Exercise instructions: Your task is to reproduce the material exactly.

Entries shown:
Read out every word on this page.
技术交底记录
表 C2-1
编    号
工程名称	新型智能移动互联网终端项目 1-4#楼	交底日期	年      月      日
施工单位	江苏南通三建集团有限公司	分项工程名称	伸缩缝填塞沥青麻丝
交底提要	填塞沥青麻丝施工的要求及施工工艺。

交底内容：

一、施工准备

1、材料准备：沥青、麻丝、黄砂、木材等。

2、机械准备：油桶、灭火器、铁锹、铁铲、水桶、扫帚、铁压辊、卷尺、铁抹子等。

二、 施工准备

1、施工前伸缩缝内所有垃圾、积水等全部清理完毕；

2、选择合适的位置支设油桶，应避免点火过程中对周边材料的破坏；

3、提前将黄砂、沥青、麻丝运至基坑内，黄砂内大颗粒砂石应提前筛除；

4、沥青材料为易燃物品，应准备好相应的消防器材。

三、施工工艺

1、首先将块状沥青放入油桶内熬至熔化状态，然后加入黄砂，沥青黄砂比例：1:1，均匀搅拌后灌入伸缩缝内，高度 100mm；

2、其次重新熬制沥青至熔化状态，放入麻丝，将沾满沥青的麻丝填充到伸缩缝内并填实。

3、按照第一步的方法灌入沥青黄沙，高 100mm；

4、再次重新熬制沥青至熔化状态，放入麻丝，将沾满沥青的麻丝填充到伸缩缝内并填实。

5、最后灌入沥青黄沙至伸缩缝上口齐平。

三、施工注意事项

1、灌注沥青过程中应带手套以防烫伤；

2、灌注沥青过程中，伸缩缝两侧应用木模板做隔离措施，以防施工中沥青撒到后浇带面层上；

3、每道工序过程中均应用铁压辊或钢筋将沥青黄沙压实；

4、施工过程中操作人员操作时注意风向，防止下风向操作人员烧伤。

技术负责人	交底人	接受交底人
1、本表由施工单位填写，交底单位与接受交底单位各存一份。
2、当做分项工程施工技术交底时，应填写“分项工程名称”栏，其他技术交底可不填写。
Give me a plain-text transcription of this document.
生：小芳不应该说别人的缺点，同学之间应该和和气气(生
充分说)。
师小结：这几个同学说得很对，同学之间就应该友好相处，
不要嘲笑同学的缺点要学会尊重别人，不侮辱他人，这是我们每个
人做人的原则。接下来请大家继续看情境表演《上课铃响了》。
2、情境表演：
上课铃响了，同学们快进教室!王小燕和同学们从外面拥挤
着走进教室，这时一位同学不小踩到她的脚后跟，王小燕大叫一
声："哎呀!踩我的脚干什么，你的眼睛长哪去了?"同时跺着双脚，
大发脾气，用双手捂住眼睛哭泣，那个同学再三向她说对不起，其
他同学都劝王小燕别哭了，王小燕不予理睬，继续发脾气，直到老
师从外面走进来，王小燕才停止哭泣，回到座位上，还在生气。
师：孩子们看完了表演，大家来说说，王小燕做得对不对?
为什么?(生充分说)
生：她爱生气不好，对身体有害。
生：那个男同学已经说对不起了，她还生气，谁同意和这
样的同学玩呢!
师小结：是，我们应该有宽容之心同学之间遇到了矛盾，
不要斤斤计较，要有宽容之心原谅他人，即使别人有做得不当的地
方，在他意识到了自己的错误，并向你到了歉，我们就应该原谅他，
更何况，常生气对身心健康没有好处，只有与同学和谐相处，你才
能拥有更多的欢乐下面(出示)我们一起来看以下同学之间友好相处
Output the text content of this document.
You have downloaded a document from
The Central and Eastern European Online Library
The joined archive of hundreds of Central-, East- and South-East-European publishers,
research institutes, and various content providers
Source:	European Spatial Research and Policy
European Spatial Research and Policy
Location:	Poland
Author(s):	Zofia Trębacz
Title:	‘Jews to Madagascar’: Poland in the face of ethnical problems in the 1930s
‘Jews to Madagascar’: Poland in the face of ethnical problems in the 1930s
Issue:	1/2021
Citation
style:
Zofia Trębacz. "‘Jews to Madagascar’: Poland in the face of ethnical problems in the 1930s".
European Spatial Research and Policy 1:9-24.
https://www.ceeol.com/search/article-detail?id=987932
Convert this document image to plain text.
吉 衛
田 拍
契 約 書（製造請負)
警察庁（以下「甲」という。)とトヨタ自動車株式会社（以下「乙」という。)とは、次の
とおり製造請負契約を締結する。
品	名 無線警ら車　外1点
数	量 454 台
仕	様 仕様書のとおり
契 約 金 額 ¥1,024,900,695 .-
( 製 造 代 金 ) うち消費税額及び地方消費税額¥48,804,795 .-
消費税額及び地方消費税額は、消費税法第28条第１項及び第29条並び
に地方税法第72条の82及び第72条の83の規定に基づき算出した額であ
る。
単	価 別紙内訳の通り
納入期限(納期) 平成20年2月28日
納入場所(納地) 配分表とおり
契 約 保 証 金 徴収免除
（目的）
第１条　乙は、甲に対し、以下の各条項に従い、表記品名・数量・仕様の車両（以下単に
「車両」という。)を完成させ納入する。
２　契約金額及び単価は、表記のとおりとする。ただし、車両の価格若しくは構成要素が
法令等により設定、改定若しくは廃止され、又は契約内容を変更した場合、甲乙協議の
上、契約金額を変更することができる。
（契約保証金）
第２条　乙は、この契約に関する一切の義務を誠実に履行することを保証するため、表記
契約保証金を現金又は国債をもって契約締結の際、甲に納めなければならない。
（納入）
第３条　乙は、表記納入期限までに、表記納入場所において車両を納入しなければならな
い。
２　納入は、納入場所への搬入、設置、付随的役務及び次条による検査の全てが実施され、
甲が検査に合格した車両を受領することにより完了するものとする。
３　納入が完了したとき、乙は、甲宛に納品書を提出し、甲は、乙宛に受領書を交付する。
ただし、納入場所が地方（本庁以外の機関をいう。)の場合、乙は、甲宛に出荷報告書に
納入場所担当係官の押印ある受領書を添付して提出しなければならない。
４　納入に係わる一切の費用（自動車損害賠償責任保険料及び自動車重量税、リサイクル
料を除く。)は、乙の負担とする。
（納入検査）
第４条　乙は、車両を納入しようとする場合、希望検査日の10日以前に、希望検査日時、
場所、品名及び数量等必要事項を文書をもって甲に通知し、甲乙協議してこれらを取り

Answer to this task:
Read out every word on this page.
技术交底记录
表 C2-1
编    号
工程名称	新型智能移动互联网终端项目 1-4#楼	交底日期	年      月      日
施工单位	江苏南通三建集团有限公司	分项工程名称	伸缩缝填塞沥青麻丝
交底提要	填塞沥青麻丝施工的要求及施工工艺。

交底内容：

一、施工准备

1、材料准备：沥青、麻丝、黄砂、木材等。

2、机械准备：油桶、灭火器、铁锹、铁铲、水桶、扫帚、铁压辊、卷尺、铁抹子等。

二、 施工准备

1、施工前伸缩缝内所有垃圾、积水等全部清理完毕；

2、选择合适的位置支设油桶，应避免点火过程中对周边材料的破坏；

3、提前将黄砂、沥青、麻丝运至基坑内，黄砂内大颗粒砂石应提前筛除；

4、沥青材料为易燃物品，应准备好相应的消防器材。

三、施工工艺

1、首先将块状沥青放入油桶内熬至熔化状态，然后加入黄砂，沥青黄砂比例：1:1，均匀搅拌后灌入伸缩缝内，高度 100mm；

2、其次重新熬制沥青至熔化状态，放入麻丝，将沾满沥青的麻丝填充到伸缩缝内并填实。

3、按照第一步的方法灌入沥青黄沙，高 100mm；

4、再次重新熬制沥青至熔化状态，放入麻丝，将沾满沥青的麻丝填充到伸缩缝内并填实。

5、最后灌入沥青黄沙至伸缩缝上口齐平。

三、施工注意事项

1、灌注沥青过程中应带手套以防烫伤；

2、灌注沥青过程中，伸缩缝两侧应用木模板做隔离措施，以防施工中沥青撒到后浇带面层上；

3、每道工序过程中均应用铁压辊或钢筋将沥青黄沙压实；

4、施工过程中操作人员操作时注意风向，防止下风向操作人员烧伤。

技术负责人	交底人	接受交底人
1、本表由施工单位填写，交底单位与接受交底单位各存一份。
2、当做分项工程施工技术交底时，应填写“分项工程名称”栏，其他技术交底可不填写。
Give me a plain-text transcription of this document.
生：小芳不应该说别人的缺点，同学之间应该和和气气(生
充分说)。
师小结：这几个同学说得很对，同学之间就应该友好相处，
不要嘲笑同学的缺点要学会尊重别人，不侮辱他人，这是我们每个
人做人的原则。接下来请大家继续看情境表演《上课铃响了》。
2、情境表演：
上课铃响了，同学们快进教室!王小燕和同学们从外面拥挤
着走进教室，这时一位同学不小踩到她的脚后跟，王小燕大叫一
声："哎呀!踩我的脚干什么，你的眼睛长哪去了?"同时跺着双脚，
大发脾气，用双手捂住眼睛哭泣，那个同学再三向她说对不起，其
他同学都劝王小燕别哭了，王小燕不予理睬，继续发脾气，直到老
师从外面走进来，王小燕才停止哭泣，回到座位上，还在生气。
师：孩子们看完了表演，大家来说说，王小燕做得对不对?
为什么?(生充分说)
生：她爱生气不好，对身体有害。
生：那个男同学已经说对不起了，她还生气，谁同意和这
样的同学玩呢!
师小结：是，我们应该有宽容之心同学之间遇到了矛盾，
不要斤斤计较，要有宽容之心原谅他人，即使别人有做得不当的地
方，在他意识到了自己的错误，并向你到了歉，我们就应该原谅他，
更何况，常生气对身心健康没有好处，只有与同学和谐相处，你才
能拥有更多的欢乐下面(出示)我们一起来看以下同学之间友好相处
Output the text content of this document.
You have downloaded a document from
The Central and Eastern European Online Library
The joined archive of hundreds of Central-, East- and South-East-European publishers,
research institutes, and various content providers
Source:	European Spatial Research and Policy
European Spatial Research and Policy
Location:	Poland
Author(s):	Zofia Trębacz
Title:	‘Jews to Madagascar’: Poland in the face of ethnical problems in the 1930s
‘Jews to Madagascar’: Poland in the face of ethnical problems in the 1930s
Issue:	1/2021
Citation
style:
Zofia Trębacz. "‘Jews to Madagascar’: Poland in the face of ethnical problems in the 1930s".
European Spatial Research and Policy 1:9-24.
https://www.ceeol.com/search/article-detail?id=987932
Convert this document image to plain text.
吉 衛
田 拍
契 約 書（製造請負)
警察庁（以下「甲」という。)とトヨタ自動車株式会社（以下「乙」という。)とは、次の
とおり製造請負契約を締結する。
品	名 無線警ら車　外1点
数	量 454 台
仕	様 仕様書のとおり
契 約 金 額 ¥1,024,900,695 .-
( 製 造 代 金 ) うち消費税額及び地方消費税額¥48,804,795 .-
消費税額及び地方消費税額は、消費税法第28条第１項及び第29条並び
に地方税法第72条の82及び第72条の83の規定に基づき算出した額であ
る。
単	価 別紙内訳の通り
納入期限(納期) 平成20年2月28日
納入場所(納地) 配分表とおり
契 約 保 証 金 徴収免除
（目的）
第１条　乙は、甲に対し、以下の各条項に従い、表記品名・数量・仕様の車両（以下単に
「車両」という。)を完成させ納入する。
２　契約金額及び単価は、表記のとおりとする。ただし、車両の価格若しくは構成要素が
法令等により設定、改定若しくは廃止され、又は契約内容を変更した場合、甲乙協議の
上、契約金額を変更することができる。
（契約保証金）
第２条　乙は、この契約に関する一切の義務を誠実に履行することを保証するため、表記
契約保証金を現金又は国債をもって契約締結の際、甲に納めなければならない。
（納入）
第３条　乙は、表記納入期限までに、表記納入場所において車両を納入しなければならな
い。
２　納入は、納入場所への搬入、設置、付随的役務及び次条による検査の全てが実施され、
甲が検査に合格した車両を受領することにより完了するものとする。
３　納入が完了したとき、乙は、甲宛に納品書を提出し、甲は、乙宛に受領書を交付する。
ただし、納入場所が地方（本庁以外の機関をいう。)の場合、乙は、甲宛に出荷報告書に
納入場所担当係官の押印ある受領書を添付して提出しなければならない。
４　納入に係わる一切の費用（自動車損害賠償責任保険料及び自動車重量税、リサイクル
料を除く。)は、乙の負担とする。
（納入検査）
第４条　乙は、車両を納入しようとする場合、希望検査日の10日以前に、希望検査日時、
場所、品名及び数量等必要事項を文書をもって甲に通知し、甲乙協議してこれらを取り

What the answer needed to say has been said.